WHAT THE TASK ASKS: Show every line containing "content" by copying it.
-------- DATA LINES
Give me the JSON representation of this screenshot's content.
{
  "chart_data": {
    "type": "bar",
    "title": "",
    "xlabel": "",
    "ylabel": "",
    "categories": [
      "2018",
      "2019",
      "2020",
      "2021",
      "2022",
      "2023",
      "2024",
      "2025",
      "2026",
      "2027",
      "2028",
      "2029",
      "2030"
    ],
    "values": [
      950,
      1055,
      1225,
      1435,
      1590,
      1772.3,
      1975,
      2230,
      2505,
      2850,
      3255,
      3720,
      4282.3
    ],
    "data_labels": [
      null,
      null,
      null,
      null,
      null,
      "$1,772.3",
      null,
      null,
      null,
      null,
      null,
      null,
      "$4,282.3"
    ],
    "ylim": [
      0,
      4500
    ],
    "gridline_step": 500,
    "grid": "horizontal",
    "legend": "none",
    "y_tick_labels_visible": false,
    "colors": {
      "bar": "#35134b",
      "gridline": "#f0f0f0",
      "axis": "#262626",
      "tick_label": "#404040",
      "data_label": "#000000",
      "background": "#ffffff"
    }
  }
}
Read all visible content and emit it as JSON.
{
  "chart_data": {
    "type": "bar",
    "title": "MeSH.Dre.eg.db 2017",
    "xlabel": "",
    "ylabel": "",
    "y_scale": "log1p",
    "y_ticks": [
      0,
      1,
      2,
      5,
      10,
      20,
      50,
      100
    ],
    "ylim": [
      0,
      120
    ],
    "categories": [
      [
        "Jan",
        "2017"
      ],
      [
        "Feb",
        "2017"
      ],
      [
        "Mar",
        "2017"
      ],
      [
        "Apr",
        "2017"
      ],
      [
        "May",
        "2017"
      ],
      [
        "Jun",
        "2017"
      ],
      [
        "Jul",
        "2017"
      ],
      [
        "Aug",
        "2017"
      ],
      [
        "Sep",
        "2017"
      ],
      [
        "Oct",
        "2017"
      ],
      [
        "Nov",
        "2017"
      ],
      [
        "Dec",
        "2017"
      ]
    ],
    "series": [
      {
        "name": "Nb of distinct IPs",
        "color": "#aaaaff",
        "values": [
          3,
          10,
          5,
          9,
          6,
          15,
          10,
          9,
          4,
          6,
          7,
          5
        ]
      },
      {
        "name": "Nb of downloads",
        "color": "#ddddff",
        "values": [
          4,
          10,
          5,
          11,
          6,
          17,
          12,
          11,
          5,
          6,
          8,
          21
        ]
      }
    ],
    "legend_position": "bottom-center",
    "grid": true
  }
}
----------------
RESULT FOR THIS EXERCISE:
Give me the JSON representation of this screenshot's content.
Read all visible content and emit it as JSON.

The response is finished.